Reproduce every line of the records exactly as it appears.

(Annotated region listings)
****************

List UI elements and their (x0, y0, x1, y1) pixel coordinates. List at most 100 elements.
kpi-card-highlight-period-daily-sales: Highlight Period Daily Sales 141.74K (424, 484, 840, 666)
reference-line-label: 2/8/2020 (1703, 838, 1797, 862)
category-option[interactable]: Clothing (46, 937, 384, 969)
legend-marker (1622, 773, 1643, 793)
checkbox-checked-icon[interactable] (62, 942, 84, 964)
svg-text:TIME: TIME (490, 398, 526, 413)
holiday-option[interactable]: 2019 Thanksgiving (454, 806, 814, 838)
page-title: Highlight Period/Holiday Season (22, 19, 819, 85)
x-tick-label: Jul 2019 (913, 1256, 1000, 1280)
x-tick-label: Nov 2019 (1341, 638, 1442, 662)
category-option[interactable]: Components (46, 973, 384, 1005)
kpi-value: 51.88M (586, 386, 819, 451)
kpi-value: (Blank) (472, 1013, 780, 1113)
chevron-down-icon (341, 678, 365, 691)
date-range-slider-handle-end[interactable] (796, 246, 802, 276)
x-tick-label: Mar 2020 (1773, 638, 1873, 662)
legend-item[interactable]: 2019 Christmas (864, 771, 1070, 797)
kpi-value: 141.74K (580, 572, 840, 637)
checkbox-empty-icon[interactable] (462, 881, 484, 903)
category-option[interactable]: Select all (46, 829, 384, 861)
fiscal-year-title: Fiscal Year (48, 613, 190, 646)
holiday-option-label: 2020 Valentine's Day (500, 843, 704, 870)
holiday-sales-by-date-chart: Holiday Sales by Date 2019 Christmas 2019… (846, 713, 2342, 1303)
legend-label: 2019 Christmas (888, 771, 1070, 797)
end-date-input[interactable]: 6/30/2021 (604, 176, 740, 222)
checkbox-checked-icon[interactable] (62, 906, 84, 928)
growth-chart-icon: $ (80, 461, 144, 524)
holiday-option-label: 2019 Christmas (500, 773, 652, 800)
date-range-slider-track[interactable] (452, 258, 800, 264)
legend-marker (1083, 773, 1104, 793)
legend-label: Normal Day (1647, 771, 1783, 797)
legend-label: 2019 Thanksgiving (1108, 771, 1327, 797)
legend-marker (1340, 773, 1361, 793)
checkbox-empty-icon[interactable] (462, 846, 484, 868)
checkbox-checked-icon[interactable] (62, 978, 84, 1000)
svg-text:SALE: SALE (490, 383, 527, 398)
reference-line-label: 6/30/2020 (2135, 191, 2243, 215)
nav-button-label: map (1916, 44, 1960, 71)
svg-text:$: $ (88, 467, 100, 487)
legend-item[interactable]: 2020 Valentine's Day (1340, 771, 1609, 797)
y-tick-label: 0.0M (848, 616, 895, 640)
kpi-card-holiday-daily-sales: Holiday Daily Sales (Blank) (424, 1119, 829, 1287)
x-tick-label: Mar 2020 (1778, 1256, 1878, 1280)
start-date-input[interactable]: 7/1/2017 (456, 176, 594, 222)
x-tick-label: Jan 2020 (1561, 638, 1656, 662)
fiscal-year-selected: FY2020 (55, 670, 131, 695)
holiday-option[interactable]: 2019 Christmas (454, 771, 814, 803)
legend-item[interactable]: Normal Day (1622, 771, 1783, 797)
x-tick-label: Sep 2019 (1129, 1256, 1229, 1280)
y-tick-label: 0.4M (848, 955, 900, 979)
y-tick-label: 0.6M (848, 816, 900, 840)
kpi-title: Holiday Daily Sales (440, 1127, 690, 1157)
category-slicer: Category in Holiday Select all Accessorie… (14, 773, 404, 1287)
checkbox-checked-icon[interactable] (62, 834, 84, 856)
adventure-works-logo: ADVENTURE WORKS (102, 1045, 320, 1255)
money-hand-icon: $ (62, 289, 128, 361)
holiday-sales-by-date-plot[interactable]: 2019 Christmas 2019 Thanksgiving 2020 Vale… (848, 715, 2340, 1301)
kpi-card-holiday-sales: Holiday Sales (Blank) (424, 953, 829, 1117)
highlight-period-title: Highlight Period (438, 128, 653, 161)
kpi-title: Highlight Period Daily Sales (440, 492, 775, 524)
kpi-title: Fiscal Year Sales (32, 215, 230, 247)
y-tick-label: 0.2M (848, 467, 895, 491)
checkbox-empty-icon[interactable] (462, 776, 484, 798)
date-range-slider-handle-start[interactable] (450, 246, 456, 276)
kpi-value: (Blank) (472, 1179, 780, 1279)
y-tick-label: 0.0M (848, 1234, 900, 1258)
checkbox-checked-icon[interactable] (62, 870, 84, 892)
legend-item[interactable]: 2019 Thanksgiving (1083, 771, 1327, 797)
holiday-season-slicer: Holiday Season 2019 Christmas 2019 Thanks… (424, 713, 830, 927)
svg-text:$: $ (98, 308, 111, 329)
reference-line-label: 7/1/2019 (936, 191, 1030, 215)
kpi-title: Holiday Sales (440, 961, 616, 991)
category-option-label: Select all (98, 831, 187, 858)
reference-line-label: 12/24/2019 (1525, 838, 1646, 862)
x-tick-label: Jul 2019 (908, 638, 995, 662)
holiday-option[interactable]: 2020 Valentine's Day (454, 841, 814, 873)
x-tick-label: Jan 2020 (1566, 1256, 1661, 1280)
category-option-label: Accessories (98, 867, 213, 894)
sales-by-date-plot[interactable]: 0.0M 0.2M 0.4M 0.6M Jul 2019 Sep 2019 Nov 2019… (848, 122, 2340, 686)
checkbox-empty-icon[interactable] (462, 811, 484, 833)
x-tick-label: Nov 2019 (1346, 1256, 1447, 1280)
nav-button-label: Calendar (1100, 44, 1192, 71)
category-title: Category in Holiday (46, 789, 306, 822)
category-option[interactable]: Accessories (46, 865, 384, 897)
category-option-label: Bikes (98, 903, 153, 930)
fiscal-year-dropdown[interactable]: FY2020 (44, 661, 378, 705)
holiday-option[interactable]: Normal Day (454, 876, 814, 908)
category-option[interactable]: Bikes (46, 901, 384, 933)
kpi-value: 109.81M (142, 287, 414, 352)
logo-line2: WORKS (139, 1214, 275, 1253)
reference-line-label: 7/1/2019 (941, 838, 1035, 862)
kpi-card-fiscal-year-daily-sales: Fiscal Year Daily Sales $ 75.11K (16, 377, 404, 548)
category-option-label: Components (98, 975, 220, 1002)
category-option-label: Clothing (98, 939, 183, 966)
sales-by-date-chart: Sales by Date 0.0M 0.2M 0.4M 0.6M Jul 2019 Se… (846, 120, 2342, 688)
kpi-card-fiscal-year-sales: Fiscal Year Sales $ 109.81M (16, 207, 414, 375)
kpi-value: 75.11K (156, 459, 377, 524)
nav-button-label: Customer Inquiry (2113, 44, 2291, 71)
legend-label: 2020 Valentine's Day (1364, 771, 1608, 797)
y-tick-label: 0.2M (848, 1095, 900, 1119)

****************

## EXERCISE SOLUTION
List UI elements and their (x0, y0, x1, y1) pixel coordinates. List at most 100 elements.
kpi-card-highlight-period-daily-sales: Highlight Period Daily Sales 141.74K (424, 484, 840, 666)
reference-line-label: 2/8/2020 (1703, 838, 1797, 862)
category-option[interactable]: Clothing (46, 937, 384, 969)
legend-marker (1622, 773, 1643, 793)
checkbox-checked-icon[interactable] (62, 942, 84, 964)
svg-text:TIME: TIME (490, 398, 526, 413)
holiday-option[interactable]: 2019 Thanksgiving (454, 806, 814, 838)
page-title: Highlight Period/Holiday Season (22, 19, 819, 85)
x-tick-label: Jul 2019 (913, 1256, 1000, 1280)
x-tick-label: Nov 2019 (1341, 638, 1442, 662)
category-option[interactable]: Components (46, 973, 384, 1005)
kpi-value: 51.88M (586, 386, 819, 451)
kpi-value: (Blank) (472, 1013, 780, 1113)
chevron-down-icon (341, 678, 365, 691)
date-range-slider-handle-end[interactable] (796, 246, 802, 276)
x-tick-label: Mar 2020 (1773, 638, 1873, 662)
legend-item[interactable]: 2019 Christmas (864, 771, 1070, 797)
kpi-value: 141.74K (580, 572, 840, 637)
checkbox-empty-icon[interactable] (462, 881, 484, 903)
category-option[interactable]: Select all (46, 829, 384, 861)
fiscal-year-title: Fiscal Year (48, 613, 190, 646)
holiday-option-label: 2020 Valentine's Day (500, 843, 704, 870)
holiday-sales-by-date-chart: Holiday Sales by Date 2019 Christmas 2019… (846, 713, 2342, 1303)
legend-label: 2019 Christmas (888, 771, 1070, 797)
end-date-input[interactable]: 6/30/2021 (604, 176, 740, 222)
checkbox-checked-icon[interactable] (62, 906, 84, 928)
growth-chart-icon: $ (80, 461, 144, 524)
holiday-option-label: 2019 Christmas (500, 773, 652, 800)
date-range-slider-track[interactable] (452, 258, 800, 264)
legend-marker (1083, 773, 1104, 793)
legend-label: Normal Day (1647, 771, 1783, 797)
legend-label: 2019 Thanksgiving (1108, 771, 1327, 797)
legend-marker (1340, 773, 1361, 793)
checkbox-empty-icon[interactable] (462, 846, 484, 868)
checkbox-checked-icon[interactable] (62, 978, 84, 1000)
svg-text:SALE: SALE (490, 383, 527, 398)
reference-line-label: 6/30/2020 (2135, 191, 2243, 215)
nav-button-label: map (1916, 44, 1960, 71)
svg-text:$: $ (88, 467, 100, 487)
legend-item[interactable]: 2020 Valentine's Day (1340, 771, 1609, 797)
y-tick-label: 0.0M (848, 616, 895, 640)
kpi-card-holiday-daily-sales: Holiday Daily Sales (Blank) (424, 1119, 829, 1287)
x-tick-label: Mar 2020 (1778, 1256, 1878, 1280)
start-date-input[interactable]: 7/1/2017 (456, 176, 594, 222)
x-tick-label: Jan 2020 (1561, 638, 1656, 662)
fiscal-year-selected: FY2020 (55, 670, 131, 695)
holiday-option[interactable]: 2019 Christmas (454, 771, 814, 803)
legend-item[interactable]: Normal Day (1622, 771, 1783, 797)
x-tick-label: Sep 2019 (1129, 1256, 1229, 1280)
y-tick-label: 0.4M (848, 955, 900, 979)
y-tick-label: 0.6M (848, 816, 900, 840)
kpi-title: Holiday Daily Sales (440, 1127, 690, 1157)
category-slicer: Category in Holiday Select all Accessorie… (14, 773, 404, 1287)
checkbox-checked-icon[interactable] (62, 834, 84, 856)
adventure-works-logo: ADVENTURE WORKS (102, 1045, 320, 1255)
money-hand-icon: $ (62, 289, 128, 361)
holiday-sales-by-date-plot[interactable]: 2019 Christmas 2019 Thanksgiving 2020 Vale… (848, 715, 2340, 1301)
kpi-card-holiday-sales: Holiday Sales (Blank) (424, 953, 829, 1117)
highlight-period-title: Highlight Period (438, 128, 653, 161)
kpi-title: Highlight Period Daily Sales (440, 492, 775, 524)
kpi-title: Fiscal Year Sales (32, 215, 230, 247)
y-tick-label: 0.2M (848, 467, 895, 491)
checkbox-empty-icon[interactable] (462, 776, 484, 798)
date-range-slider-handle-start[interactable] (450, 246, 456, 276)
kpi-value: (Blank) (472, 1179, 780, 1279)
y-tick-label: 0.0M (848, 1234, 900, 1258)
checkbox-checked-icon[interactable] (62, 870, 84, 892)
legend-item[interactable]: 2019 Thanksgiving (1083, 771, 1327, 797)
holiday-season-slicer: Holiday Season 2019 Christmas 2019 Thanks… (424, 713, 830, 927)
svg-text:$: $ (98, 308, 111, 329)
reference-line-label: 7/1/2019 (936, 191, 1030, 215)
kpi-title: Holiday Sales (440, 961, 616, 991)
category-option-label: Select all (98, 831, 187, 858)
reference-line-label: 12/24/2019 (1525, 838, 1646, 862)
x-tick-label: Jul 2019 (908, 638, 995, 662)
holiday-option[interactable]: 2020 Valentine's Day (454, 841, 814, 873)
x-tick-label: Jan 2020 (1566, 1256, 1661, 1280)
category-option-label: Accessories (98, 867, 213, 894)
sales-by-date-plot[interactable]: 0.0M 0.2M 0.4M 0.6M Jul 2019 Sep 2019 Nov 2019… (848, 122, 2340, 686)
checkbox-empty-icon[interactable] (462, 811, 484, 833)
x-tick-label: Nov 2019 (1346, 1256, 1447, 1280)
nav-button-label: Calendar (1100, 44, 1192, 71)
category-title: Category in Holiday (46, 789, 306, 822)
category-option[interactable]: Accessories (46, 865, 384, 897)
category-option-label: Bikes (98, 903, 153, 930)
fiscal-year-dropdown[interactable]: FY2020 (44, 661, 378, 705)
holiday-option[interactable]: Normal Day (454, 876, 814, 908)
category-option[interactable]: Bikes (46, 901, 384, 933)
kpi-value: 109.81M (142, 287, 414, 352)
logo-line2: WORKS (139, 1214, 275, 1253)
reference-line-label: 7/1/2019 (941, 838, 1035, 862)
kpi-card-fiscal-year-daily-sales: Fiscal Year Daily Sales $ 75.11K (16, 377, 404, 548)
category-option-label: Components (98, 975, 220, 1002)
category-option-label: Clothing (98, 939, 183, 966)
sales-by-date-chart: Sales by Date 0.0M 0.2M 0.4M 0.6M Jul 2019 Se… (846, 120, 2342, 688)
kpi-card-fiscal-year-sales: Fiscal Year Sales $ 109.81M (16, 207, 414, 375)
kpi-value: 75.11K (156, 459, 377, 524)
nav-button-label: Customer Inquiry (2113, 44, 2291, 71)
legend-label: 2020 Valentine's Day (1364, 771, 1608, 797)
y-tick-label: 0.2M (848, 1095, 900, 1119)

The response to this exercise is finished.